> EXERCISE PROMPT:
Wherever the word "gratuite" appears in a line, copy that line.

> EXCERPTED DATA:
+---+

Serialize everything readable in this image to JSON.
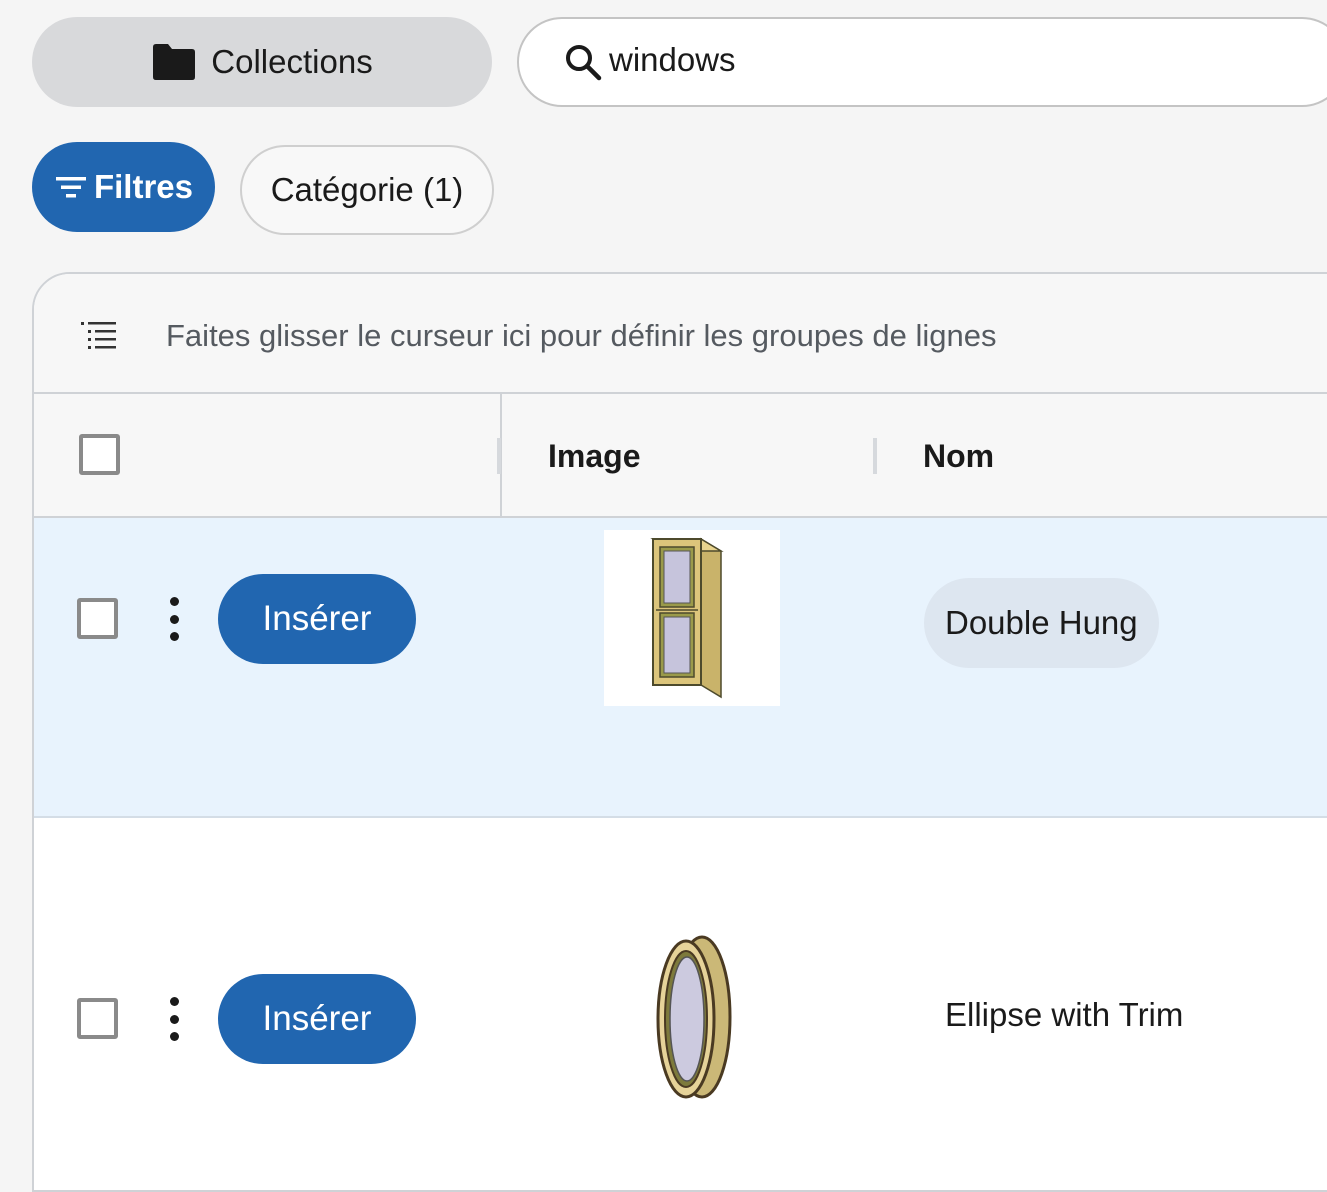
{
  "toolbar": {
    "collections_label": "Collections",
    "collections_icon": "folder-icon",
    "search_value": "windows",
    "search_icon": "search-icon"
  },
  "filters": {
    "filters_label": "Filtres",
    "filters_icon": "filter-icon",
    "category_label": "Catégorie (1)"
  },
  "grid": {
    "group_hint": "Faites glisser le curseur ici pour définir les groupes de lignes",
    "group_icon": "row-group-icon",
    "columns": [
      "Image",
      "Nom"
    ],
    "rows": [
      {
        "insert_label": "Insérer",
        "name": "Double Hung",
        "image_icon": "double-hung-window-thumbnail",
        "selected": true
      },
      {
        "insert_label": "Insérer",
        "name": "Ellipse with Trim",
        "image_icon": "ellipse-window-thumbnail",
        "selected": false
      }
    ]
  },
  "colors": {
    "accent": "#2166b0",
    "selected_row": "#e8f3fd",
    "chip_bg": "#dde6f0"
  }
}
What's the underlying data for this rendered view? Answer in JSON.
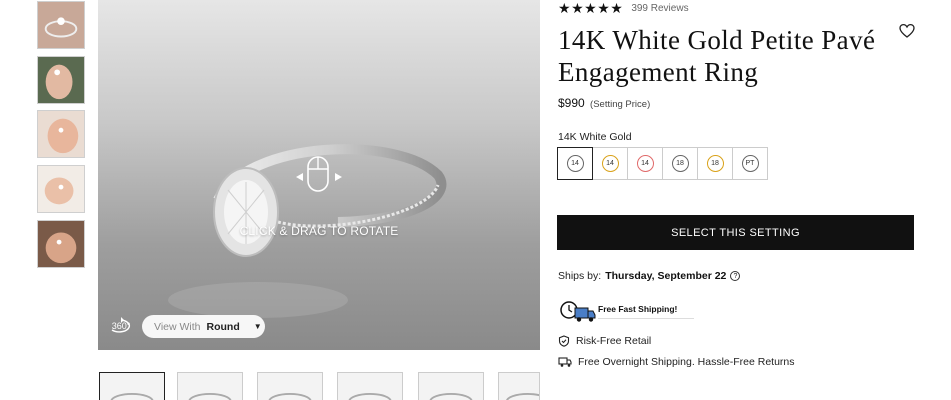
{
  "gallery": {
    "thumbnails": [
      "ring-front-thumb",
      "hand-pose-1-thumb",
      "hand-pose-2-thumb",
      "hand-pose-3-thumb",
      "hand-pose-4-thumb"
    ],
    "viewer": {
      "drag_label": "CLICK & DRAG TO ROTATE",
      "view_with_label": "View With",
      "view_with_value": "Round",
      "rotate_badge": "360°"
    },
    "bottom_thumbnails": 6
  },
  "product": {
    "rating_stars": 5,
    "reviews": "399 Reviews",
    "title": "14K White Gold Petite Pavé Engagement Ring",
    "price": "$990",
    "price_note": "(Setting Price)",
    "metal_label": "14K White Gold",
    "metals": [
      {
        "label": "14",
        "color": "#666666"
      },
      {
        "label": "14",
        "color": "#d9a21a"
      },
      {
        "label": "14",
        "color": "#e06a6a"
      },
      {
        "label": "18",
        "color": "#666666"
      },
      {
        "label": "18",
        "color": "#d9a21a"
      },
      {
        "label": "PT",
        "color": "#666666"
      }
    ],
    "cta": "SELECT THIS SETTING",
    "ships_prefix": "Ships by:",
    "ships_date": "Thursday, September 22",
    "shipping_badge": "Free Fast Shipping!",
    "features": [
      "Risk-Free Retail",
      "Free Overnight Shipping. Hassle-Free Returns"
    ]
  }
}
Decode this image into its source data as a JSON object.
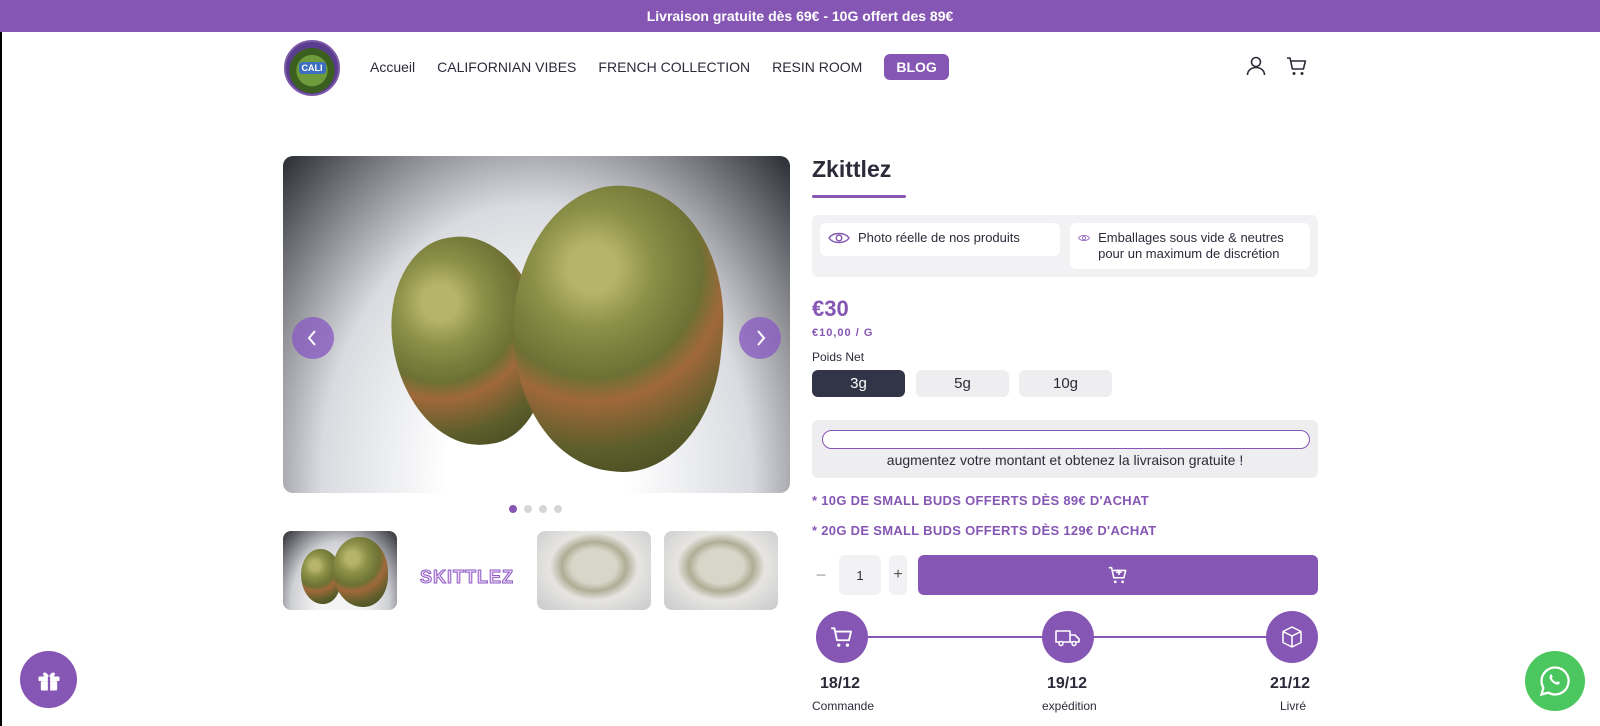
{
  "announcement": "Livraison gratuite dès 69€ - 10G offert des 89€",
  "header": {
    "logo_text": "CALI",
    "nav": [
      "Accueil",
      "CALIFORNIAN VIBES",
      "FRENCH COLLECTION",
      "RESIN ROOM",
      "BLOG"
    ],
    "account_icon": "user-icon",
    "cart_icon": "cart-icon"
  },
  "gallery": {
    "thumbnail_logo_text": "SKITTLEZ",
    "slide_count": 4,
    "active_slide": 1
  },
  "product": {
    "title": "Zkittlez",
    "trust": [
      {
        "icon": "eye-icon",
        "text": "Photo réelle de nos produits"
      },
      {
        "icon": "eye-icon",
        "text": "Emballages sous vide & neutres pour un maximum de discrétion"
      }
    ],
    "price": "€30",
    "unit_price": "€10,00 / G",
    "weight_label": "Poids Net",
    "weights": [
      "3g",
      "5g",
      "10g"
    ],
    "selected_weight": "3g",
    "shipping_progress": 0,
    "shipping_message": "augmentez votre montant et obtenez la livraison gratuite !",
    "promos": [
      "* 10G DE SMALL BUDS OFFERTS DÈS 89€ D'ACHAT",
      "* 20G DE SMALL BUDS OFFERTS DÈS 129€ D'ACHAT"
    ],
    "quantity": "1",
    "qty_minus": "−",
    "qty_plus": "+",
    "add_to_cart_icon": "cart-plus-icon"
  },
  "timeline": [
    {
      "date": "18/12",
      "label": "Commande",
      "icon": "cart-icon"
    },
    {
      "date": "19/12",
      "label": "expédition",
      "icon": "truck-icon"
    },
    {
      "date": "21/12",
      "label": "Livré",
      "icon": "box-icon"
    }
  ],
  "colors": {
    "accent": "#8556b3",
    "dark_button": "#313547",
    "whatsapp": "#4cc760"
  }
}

+---+

> WRITTEN ANSWER:
  "announcement": "Livraison gratuite dès 69€ - 10G offert des 89€",
    "shipping_message": "augmentez votre montant et obtenez la livraison gratuite !",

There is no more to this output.